# PROBLEM TO WORK ON
Note each line where "JSON" appears, and copy it.

# EXCERPTED DATA
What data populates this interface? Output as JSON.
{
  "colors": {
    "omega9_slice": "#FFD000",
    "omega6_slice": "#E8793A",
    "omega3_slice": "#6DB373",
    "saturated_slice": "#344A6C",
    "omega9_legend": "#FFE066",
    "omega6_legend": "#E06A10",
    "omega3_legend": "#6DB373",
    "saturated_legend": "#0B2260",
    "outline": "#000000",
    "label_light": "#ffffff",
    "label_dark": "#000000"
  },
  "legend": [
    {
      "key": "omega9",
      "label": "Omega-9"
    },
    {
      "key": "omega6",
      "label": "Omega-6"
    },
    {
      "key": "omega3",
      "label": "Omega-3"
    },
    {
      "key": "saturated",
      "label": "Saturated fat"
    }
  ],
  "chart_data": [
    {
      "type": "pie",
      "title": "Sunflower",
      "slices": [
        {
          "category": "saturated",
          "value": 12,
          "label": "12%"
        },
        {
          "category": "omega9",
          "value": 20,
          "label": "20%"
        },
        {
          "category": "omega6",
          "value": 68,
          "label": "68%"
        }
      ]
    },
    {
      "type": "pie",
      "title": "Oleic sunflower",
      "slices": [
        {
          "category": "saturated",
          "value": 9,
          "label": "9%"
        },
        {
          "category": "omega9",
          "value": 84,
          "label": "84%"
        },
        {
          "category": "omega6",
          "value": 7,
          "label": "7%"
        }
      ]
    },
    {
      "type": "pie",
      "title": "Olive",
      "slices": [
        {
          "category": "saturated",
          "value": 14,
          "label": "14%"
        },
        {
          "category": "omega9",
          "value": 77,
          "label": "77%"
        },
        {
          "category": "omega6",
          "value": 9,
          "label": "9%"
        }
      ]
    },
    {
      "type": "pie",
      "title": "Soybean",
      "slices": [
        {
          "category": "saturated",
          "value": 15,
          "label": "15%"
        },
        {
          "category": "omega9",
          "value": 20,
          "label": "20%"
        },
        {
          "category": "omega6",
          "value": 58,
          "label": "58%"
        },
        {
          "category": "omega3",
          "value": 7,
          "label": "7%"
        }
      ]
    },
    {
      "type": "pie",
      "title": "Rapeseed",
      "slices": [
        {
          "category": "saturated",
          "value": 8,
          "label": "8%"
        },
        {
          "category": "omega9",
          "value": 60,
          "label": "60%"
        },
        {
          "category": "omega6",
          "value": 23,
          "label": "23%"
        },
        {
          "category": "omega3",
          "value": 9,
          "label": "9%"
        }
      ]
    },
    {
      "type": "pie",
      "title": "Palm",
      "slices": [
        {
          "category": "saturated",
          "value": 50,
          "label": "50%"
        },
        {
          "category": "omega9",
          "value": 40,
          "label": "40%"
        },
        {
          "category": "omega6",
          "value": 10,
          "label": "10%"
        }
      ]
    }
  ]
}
==
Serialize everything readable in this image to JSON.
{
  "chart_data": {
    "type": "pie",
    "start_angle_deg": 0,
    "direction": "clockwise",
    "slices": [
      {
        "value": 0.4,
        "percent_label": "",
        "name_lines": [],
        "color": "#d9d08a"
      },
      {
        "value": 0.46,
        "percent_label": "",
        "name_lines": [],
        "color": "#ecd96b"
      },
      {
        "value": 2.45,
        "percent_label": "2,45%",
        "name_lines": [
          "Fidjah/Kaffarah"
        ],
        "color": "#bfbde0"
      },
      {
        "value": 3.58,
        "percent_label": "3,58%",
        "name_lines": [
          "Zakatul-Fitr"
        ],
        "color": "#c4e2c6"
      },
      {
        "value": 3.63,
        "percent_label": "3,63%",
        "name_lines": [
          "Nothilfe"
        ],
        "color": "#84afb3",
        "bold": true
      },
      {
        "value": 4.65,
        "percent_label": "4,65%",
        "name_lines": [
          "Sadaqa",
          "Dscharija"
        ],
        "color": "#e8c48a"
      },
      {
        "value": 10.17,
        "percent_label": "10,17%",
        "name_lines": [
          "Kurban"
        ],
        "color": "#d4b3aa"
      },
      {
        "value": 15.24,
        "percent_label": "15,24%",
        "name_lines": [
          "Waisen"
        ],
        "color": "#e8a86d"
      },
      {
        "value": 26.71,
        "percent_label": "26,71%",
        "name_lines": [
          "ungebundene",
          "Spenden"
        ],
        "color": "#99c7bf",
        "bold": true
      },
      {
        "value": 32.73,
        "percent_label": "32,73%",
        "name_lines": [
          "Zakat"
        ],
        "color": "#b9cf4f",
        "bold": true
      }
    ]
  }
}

# RESPONSE TO THIS EXERCISE
What data populates this interface? Output as JSON.
Serialize everything readable in this image to JSON.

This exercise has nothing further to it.